--- start Data records ---
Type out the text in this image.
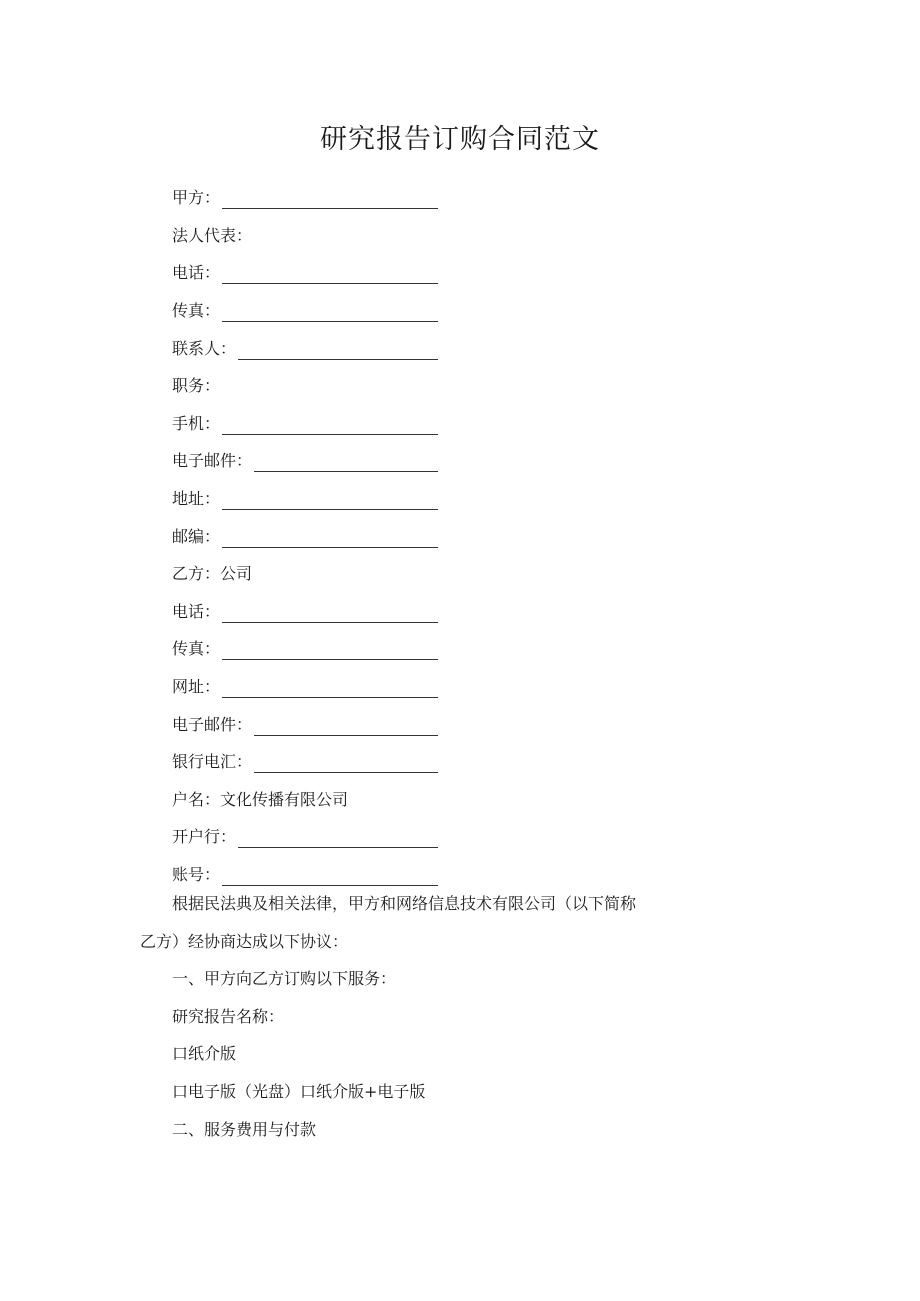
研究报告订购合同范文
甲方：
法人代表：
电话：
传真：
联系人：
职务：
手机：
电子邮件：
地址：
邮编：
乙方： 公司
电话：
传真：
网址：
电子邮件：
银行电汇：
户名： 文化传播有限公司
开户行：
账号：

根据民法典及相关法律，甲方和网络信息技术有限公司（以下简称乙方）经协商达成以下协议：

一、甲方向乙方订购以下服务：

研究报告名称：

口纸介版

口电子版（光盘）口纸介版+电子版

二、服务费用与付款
--- end Data records ---
- Task to carry out -
Each entry gets copied exactly; the pictures stay out.

- Exercise result -
Type out the text in this image.
研究报告订购合同范文
甲方：
法人代表：
电话：
传真：
联系人：
职务：
手机：
电子邮件：
地址：
邮编：
乙方： 公司
电话：
传真：
网址：
电子邮件：
银行电汇：
户名： 文化传播有限公司
开户行：
账号：

根据民法典及相关法律，甲方和网络信息技术有限公司（以下简称乙方）经协商达成以下协议：

一、甲方向乙方订购以下服务：

研究报告名称：

口纸介版

口电子版（光盘）口纸介版+电子版

二、服务费用与付款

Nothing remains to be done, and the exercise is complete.